> _LISTED ENTRIES_

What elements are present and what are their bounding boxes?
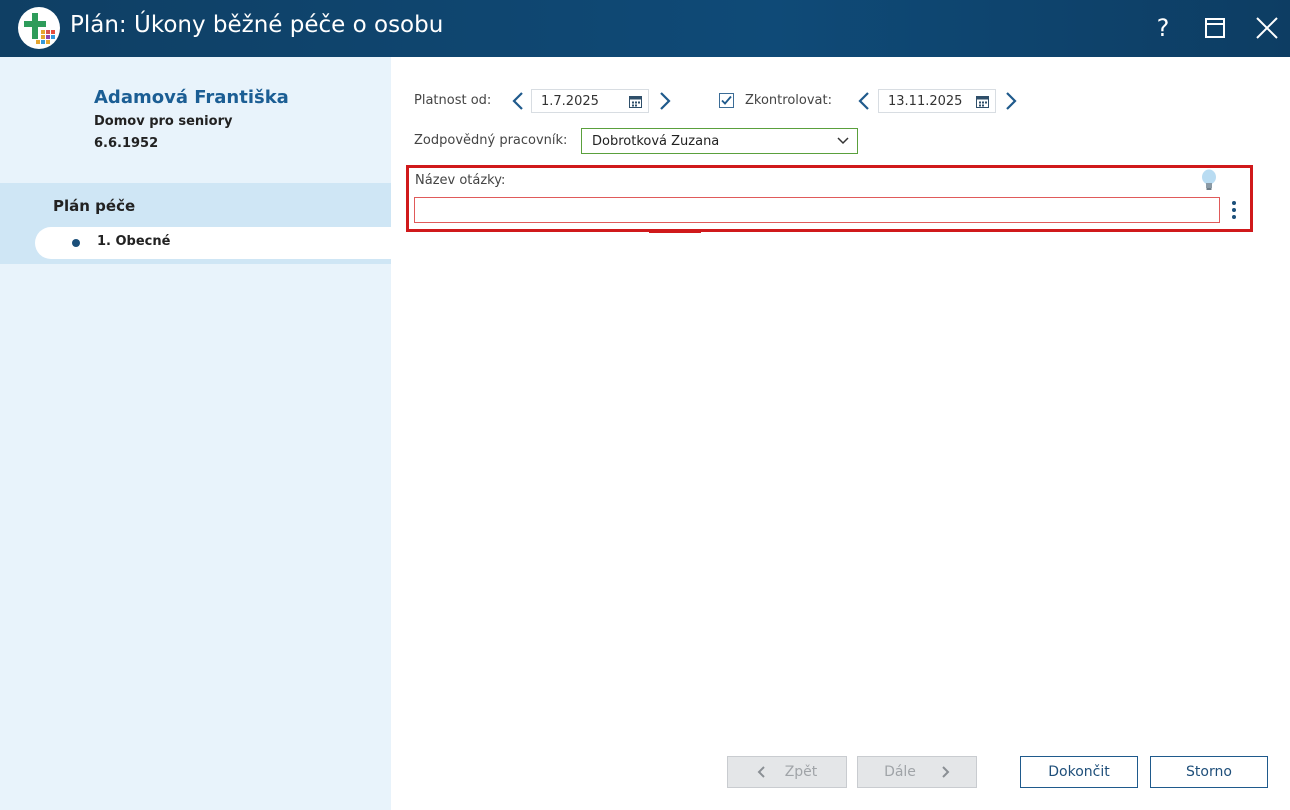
sidebar-section-care-plan: Plán péče 1. Obecné [0,183,391,264]
finish-button[interactable]: Dokončit [1020,756,1138,788]
calendar-icon[interactable] [629,95,642,108]
valid-from-date-input[interactable]: 1.7.2025 [531,89,649,113]
lightbulb-icon[interactable] [1199,168,1219,192]
chevron-left-icon [858,92,869,110]
checkmark-icon [721,95,732,105]
next-button-label: Dále [884,764,916,780]
error-indicator [649,231,701,233]
chevron-right-icon [942,766,950,778]
question-field-group: Název otázky: [406,165,1253,232]
finish-button-label: Dokončit [1048,764,1110,780]
worker-select-value: Dobrotková Zuzana [592,134,720,149]
chevron-right-icon [660,92,671,110]
check-prev-button[interactable] [853,88,875,114]
question-name-input[interactable] [414,197,1220,223]
next-button[interactable]: Dále [857,756,977,788]
kebab-menu-icon [1227,201,1241,219]
sidebar-item-general[interactable]: 1. Obecné [35,227,391,259]
chevron-down-icon [837,137,849,145]
more-options-button[interactable] [1227,199,1241,221]
person-name: Adamová Františka [94,87,289,108]
help-icon: ? [1156,14,1170,42]
valid-from-next-button[interactable] [654,88,676,114]
close-button[interactable] [1250,11,1284,45]
main-panel: Platnost od: 1.7.2025 Zkontrolovat: 13.1… [391,57,1290,810]
question-label: Název otázky: [415,173,506,188]
chevron-left-icon [512,92,523,110]
sidebar: Adamová Františka Domov pro seniory 6.6.… [0,57,391,810]
window-title: Plán: Úkony běžné péče o osobu [70,12,444,38]
person-birth-date: 6.6.1952 [94,136,159,151]
maximize-icon [1205,18,1225,38]
chevron-left-icon [757,766,765,778]
app-logo-icon [18,7,60,49]
chevron-right-icon [1006,92,1017,110]
sidebar-section-title: Plán péče [53,197,136,215]
title-bar: Plán: Úkony běžné péče o osobu ? [0,0,1290,57]
close-icon [1256,17,1278,39]
valid-from-label: Platnost od: [414,93,492,108]
person-facility: Domov pro seniory [94,114,233,129]
cancel-button-label: Storno [1186,764,1232,780]
check-date-input[interactable]: 13.11.2025 [878,89,996,113]
back-button-label: Zpět [784,764,818,780]
check-date-value: 13.11.2025 [888,94,963,109]
calendar-icon[interactable] [976,95,989,108]
check-checkbox[interactable] [719,93,734,108]
back-button[interactable]: Zpět [727,756,847,788]
help-button[interactable]: ? [1146,11,1180,45]
sidebar-item-label: 1. Obecné [97,234,171,249]
worker-select[interactable]: Dobrotková Zuzana [581,128,858,154]
bullet-icon [72,239,80,247]
valid-from-date-value: 1.7.2025 [541,94,599,109]
valid-from-prev-button[interactable] [507,88,529,114]
check-label: Zkontrolovat: [745,93,832,108]
cancel-button[interactable]: Storno [1150,756,1268,788]
worker-label: Zodpovědný pracovník: [414,133,568,148]
check-next-button[interactable] [1000,88,1022,114]
maximize-button[interactable] [1198,11,1232,45]
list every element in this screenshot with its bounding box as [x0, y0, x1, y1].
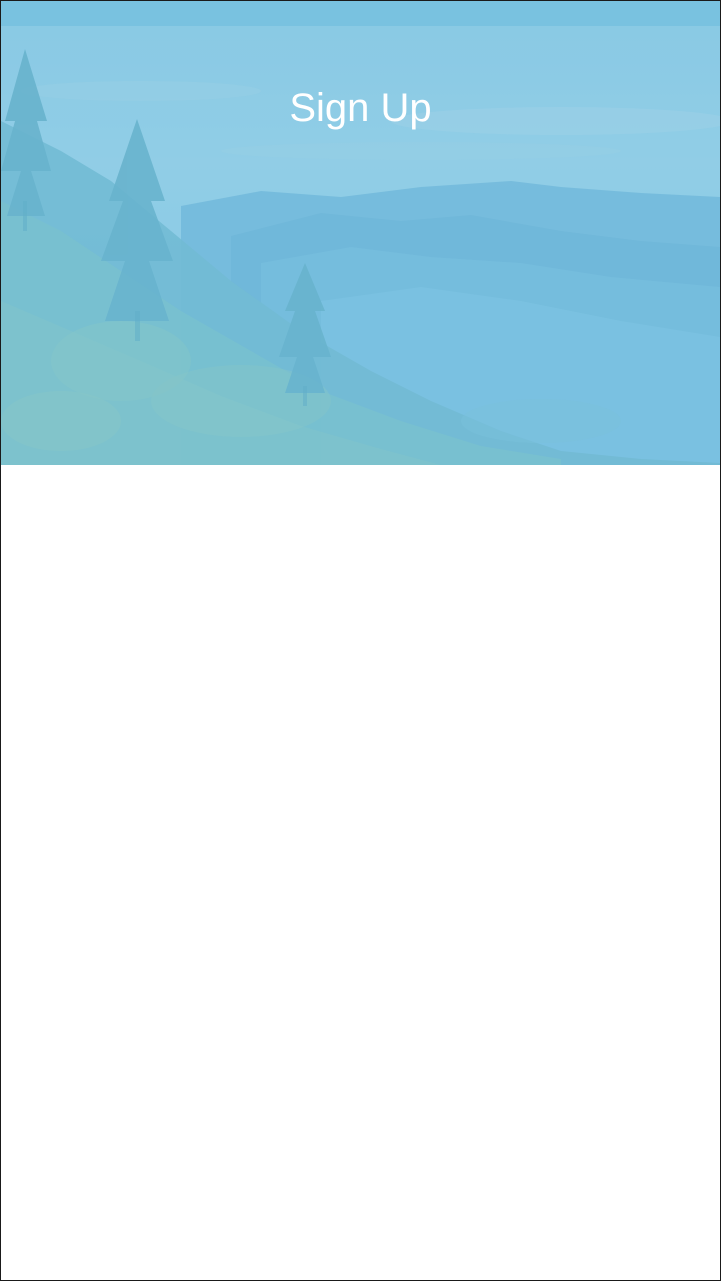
sign-up-screen: Sign Up — [0, 0, 721, 1281]
mountain-landscape-image — [1, 1, 720, 465]
page-title: Sign Up — [289, 86, 432, 130]
header-banner: Sign Up — [1, 1, 720, 465]
status-bar — [1, 1, 720, 26]
form-content-area — [1, 465, 720, 1280]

> _TASK TO CARRY OUT_
How many of the lines above contain the string "běžné"? Treat uppercase and lowercase as different, and reply with the number alone.

> _RESPONSE BELOW_
2